Figure record listings
►
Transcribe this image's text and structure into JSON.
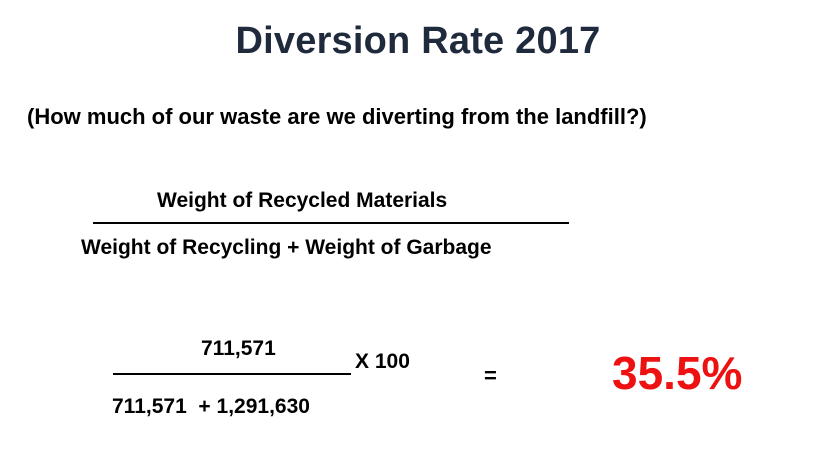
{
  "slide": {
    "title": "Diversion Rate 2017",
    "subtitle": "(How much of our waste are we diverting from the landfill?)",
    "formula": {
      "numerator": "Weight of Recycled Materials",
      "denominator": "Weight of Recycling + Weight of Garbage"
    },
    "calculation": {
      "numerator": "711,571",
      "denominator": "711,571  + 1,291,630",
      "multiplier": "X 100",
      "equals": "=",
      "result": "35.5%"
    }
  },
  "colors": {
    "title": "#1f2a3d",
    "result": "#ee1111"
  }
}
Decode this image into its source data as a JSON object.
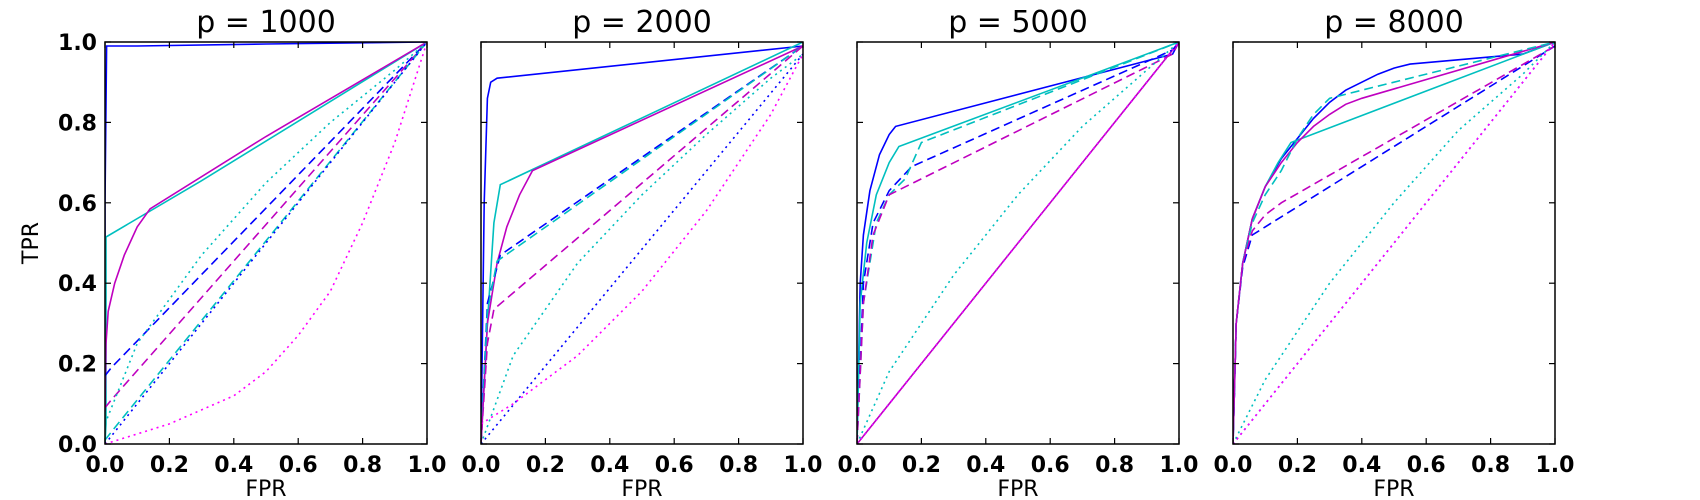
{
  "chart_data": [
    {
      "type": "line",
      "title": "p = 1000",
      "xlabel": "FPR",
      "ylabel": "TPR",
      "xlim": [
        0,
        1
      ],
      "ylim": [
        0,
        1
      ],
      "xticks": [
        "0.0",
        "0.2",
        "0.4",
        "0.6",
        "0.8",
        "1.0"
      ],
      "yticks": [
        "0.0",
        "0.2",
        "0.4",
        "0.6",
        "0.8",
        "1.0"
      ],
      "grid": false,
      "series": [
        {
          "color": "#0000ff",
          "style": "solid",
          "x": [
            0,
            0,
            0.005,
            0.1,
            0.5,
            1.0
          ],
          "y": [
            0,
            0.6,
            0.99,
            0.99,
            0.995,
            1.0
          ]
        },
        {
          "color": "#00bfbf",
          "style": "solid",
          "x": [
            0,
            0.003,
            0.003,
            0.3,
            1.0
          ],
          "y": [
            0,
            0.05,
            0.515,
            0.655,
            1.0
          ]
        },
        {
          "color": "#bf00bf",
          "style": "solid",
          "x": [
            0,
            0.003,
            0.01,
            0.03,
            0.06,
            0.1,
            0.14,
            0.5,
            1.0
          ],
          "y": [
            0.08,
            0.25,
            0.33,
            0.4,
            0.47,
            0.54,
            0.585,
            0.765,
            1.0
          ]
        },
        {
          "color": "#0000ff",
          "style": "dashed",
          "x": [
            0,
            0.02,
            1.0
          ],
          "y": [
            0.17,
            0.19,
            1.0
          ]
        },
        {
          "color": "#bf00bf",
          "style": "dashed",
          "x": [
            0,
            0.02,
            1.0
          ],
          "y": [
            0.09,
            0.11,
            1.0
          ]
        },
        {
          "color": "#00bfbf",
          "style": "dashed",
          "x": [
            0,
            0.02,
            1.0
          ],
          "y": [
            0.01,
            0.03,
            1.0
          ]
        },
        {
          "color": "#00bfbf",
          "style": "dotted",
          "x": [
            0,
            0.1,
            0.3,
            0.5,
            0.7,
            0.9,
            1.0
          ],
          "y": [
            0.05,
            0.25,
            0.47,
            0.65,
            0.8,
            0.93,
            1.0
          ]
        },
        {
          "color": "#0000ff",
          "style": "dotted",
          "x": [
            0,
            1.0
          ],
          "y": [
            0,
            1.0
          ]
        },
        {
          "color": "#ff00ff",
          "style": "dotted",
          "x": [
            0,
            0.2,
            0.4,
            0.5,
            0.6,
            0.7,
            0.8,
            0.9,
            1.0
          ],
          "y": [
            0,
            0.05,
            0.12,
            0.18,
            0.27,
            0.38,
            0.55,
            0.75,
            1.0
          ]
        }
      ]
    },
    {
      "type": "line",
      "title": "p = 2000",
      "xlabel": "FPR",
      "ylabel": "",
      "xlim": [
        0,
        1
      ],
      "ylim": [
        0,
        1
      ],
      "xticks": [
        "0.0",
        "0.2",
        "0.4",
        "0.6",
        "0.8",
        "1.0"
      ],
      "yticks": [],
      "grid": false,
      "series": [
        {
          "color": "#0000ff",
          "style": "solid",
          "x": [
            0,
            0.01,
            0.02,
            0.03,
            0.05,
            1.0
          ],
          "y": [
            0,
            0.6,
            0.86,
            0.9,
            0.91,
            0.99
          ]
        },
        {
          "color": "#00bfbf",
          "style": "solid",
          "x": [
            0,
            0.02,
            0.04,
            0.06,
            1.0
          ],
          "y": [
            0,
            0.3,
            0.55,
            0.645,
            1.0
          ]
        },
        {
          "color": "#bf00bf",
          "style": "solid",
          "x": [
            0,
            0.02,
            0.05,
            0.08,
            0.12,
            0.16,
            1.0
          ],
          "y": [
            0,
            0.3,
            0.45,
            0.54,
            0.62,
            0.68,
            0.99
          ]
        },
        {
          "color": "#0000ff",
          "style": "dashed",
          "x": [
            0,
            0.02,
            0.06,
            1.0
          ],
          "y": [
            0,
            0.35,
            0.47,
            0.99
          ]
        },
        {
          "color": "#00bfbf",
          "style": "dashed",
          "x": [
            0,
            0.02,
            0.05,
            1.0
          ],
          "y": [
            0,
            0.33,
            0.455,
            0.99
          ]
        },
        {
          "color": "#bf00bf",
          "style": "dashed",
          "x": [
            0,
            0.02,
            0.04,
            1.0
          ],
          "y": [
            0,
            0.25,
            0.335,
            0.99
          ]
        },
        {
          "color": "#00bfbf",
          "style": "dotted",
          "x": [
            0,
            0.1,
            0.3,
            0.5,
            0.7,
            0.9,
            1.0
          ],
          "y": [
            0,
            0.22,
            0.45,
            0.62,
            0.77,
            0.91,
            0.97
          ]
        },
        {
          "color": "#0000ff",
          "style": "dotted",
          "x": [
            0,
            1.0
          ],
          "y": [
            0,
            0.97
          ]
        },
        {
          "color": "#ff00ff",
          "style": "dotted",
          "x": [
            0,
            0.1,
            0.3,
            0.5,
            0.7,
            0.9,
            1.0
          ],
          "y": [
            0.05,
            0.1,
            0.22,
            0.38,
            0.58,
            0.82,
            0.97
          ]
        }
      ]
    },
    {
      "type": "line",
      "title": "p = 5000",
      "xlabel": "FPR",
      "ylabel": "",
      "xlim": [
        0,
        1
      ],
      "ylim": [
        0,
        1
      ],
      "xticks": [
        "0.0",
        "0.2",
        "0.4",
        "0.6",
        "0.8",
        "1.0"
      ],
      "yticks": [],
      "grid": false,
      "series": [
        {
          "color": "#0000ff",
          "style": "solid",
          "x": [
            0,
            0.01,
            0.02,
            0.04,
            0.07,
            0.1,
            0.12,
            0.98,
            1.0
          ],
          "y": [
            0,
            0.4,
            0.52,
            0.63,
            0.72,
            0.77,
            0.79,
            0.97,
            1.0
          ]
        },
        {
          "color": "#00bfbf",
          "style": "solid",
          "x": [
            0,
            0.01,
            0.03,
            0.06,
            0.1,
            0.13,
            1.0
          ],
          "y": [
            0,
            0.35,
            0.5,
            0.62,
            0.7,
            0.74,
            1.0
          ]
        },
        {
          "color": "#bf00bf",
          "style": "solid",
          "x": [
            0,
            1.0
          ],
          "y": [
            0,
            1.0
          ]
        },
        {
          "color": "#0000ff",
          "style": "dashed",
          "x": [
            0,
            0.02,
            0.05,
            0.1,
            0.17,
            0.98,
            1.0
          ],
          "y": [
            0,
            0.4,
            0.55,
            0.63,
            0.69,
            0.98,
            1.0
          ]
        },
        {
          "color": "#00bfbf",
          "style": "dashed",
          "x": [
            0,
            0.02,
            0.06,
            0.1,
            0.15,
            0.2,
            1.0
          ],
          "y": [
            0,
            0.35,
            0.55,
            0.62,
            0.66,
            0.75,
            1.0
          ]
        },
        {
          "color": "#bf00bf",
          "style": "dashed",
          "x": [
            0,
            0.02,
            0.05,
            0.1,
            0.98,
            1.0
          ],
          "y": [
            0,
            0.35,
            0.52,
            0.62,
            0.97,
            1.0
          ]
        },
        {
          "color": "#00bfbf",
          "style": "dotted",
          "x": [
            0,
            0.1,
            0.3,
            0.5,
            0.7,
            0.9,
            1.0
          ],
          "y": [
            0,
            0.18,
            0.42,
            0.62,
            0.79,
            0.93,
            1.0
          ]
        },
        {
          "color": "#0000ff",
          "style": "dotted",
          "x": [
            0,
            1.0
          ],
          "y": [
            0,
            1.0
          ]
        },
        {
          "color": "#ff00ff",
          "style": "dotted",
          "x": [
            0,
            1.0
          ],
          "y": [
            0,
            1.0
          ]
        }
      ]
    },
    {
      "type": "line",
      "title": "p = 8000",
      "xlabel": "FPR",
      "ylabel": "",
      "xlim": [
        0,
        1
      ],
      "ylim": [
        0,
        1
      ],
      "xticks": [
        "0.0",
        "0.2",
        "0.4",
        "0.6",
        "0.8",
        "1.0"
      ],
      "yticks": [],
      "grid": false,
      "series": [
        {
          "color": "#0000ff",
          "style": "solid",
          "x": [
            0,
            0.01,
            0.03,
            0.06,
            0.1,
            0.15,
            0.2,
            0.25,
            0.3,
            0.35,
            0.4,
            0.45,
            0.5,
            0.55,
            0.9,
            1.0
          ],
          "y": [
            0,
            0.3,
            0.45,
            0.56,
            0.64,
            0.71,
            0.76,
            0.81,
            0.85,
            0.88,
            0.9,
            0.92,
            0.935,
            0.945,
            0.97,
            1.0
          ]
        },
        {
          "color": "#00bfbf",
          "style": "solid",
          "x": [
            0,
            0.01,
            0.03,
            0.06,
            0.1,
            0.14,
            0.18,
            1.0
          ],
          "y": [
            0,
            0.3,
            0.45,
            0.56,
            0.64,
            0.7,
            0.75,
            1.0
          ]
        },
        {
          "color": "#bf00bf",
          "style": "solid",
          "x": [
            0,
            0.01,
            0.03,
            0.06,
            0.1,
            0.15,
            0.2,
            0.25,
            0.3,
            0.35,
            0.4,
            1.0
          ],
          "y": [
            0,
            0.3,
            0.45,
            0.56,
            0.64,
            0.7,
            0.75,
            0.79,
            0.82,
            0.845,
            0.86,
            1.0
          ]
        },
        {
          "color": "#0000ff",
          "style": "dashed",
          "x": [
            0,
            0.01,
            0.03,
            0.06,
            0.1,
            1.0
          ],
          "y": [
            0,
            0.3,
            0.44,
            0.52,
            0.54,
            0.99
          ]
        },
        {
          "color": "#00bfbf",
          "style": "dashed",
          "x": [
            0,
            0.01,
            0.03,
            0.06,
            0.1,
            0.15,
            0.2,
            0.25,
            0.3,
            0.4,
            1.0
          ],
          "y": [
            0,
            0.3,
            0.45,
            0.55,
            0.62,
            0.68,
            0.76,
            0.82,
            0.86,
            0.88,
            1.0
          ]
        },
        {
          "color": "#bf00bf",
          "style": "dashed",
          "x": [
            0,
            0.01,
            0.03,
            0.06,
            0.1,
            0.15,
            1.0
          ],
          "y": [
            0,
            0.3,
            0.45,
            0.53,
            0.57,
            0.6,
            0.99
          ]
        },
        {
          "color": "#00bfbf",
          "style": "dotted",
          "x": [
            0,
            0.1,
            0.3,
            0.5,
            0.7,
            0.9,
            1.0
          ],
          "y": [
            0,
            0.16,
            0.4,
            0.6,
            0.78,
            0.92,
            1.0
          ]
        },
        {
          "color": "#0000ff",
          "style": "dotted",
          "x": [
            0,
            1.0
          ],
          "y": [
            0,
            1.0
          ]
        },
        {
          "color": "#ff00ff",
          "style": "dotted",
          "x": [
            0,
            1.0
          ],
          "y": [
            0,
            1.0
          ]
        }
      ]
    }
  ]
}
◄
> [Job]:
Return every line above that contains the word "denominator".

> [Solution below]:
      "denominator": "Weight of Recycling + Weight of Garbage"
      "denominator": "711,571  + 1,291,630",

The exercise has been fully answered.